═══ Records provided ═══

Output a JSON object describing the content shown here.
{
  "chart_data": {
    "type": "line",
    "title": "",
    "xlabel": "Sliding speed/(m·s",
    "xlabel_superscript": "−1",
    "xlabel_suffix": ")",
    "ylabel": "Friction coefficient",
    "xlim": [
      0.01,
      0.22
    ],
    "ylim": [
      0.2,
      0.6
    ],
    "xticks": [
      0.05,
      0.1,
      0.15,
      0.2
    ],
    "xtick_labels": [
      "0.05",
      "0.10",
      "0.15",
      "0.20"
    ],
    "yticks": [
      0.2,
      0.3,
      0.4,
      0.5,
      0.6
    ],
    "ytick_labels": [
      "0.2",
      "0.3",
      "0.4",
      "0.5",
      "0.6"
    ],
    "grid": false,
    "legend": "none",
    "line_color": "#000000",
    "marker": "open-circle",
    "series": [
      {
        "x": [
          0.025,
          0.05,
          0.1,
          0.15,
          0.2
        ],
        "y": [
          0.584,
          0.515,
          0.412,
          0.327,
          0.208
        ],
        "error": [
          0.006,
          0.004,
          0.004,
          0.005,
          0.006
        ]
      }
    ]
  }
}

═══

• **Work to do**: Write out the whole listing again, exactly as it stands.

• **Solution to this exercise**:
Output a JSON object describing the content shown here.
{
  "chart_data": {
    "type": "line",
    "title": "",
    "xlabel": "Sliding speed/(m·s",
    "xlabel_superscript": "−1",
    "xlabel_suffix": ")",
    "ylabel": "Friction coefficient",
    "xlim": [
      0.01,
      0.22
    ],
    "ylim": [
      0.2,
      0.6
    ],
    "xticks": [
      0.05,
      0.1,
      0.15,
      0.2
    ],
    "xtick_labels": [
      "0.05",
      "0.10",
      "0.15",
      "0.20"
    ],
    "yticks": [
      0.2,
      0.3,
      0.4,
      0.5,
      0.6
    ],
    "ytick_labels": [
      "0.2",
      "0.3",
      "0.4",
      "0.5",
      "0.6"
    ],
    "grid": false,
    "legend": "none",
    "line_color": "#000000",
    "marker": "open-circle",
    "series": [
      {
        "x": [
          0.025,
          0.05,
          0.1,
          0.15,
          0.2
        ],
        "y": [
          0.584,
          0.515,
          0.412,
          0.327,
          0.208
        ],
        "error": [
          0.006,
          0.004,
          0.004,
          0.005,
          0.006
        ]
      }
    ]
  }
}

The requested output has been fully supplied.